* TASK DATA:

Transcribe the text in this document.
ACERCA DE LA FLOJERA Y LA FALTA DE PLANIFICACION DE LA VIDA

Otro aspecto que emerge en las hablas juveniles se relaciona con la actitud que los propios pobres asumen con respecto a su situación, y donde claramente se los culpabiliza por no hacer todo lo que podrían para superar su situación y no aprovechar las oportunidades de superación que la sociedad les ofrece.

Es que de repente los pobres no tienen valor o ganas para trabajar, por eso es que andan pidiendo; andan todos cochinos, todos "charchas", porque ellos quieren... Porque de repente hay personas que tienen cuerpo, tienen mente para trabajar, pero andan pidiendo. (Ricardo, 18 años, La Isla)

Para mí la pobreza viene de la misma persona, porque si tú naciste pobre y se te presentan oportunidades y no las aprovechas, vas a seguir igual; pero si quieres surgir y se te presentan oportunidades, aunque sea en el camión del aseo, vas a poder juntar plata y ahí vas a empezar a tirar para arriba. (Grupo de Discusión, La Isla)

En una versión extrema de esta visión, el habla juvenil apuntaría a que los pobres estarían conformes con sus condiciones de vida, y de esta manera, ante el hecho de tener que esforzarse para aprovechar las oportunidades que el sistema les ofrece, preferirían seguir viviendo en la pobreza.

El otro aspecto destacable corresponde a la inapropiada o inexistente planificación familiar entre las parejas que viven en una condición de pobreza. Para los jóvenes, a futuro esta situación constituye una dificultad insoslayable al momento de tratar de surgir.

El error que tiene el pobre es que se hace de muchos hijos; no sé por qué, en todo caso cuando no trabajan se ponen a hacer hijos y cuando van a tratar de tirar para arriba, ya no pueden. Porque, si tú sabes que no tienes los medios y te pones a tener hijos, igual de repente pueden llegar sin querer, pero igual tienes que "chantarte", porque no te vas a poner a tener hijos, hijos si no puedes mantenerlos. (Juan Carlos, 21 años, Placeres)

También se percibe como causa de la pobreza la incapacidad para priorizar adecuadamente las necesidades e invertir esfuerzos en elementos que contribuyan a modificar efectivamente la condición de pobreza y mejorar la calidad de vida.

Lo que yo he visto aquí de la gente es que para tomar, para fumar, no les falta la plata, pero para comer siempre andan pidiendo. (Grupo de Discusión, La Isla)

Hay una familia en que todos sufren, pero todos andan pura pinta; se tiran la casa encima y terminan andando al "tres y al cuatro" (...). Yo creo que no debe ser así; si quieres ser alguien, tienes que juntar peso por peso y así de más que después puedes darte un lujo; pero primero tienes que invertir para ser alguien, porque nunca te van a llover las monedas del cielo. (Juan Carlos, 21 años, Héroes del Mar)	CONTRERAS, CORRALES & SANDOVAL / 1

* PROBLEM STATEMENT:
Find each line holding "pobres". Copy it out.

* EXERCISE OUTPUT:
Otro aspecto que emerge en las hablas juveniles se relaciona con la actitud que los propios pobres asumen con respecto a su situación, y donde claramente se los culpabiliza por no hacer todo lo que podrían para superar su situación y no aprovechar las oportunidades de superación que la sociedad les ofrece.
Es que de repente los pobres no tienen valor o ganas para trabajar, por eso es que andan pidiendo; andan todos cochinos, todos "charchas", porque ellos quieren... Porque de repente hay personas que tienen cuerpo, tienen mente para trabajar, pero andan pidiendo. (Ricardo, 18 años, La Isla)
En una versión extrema de esta visión, el habla juvenil apuntaría a que los pobres estarían conformes con sus condiciones de vida, y de esta manera, ante el hecho de tener que esforzarse para aprovechar las oportunidades que el sistema les ofrece, preferirían seguir viviendo en la pobreza.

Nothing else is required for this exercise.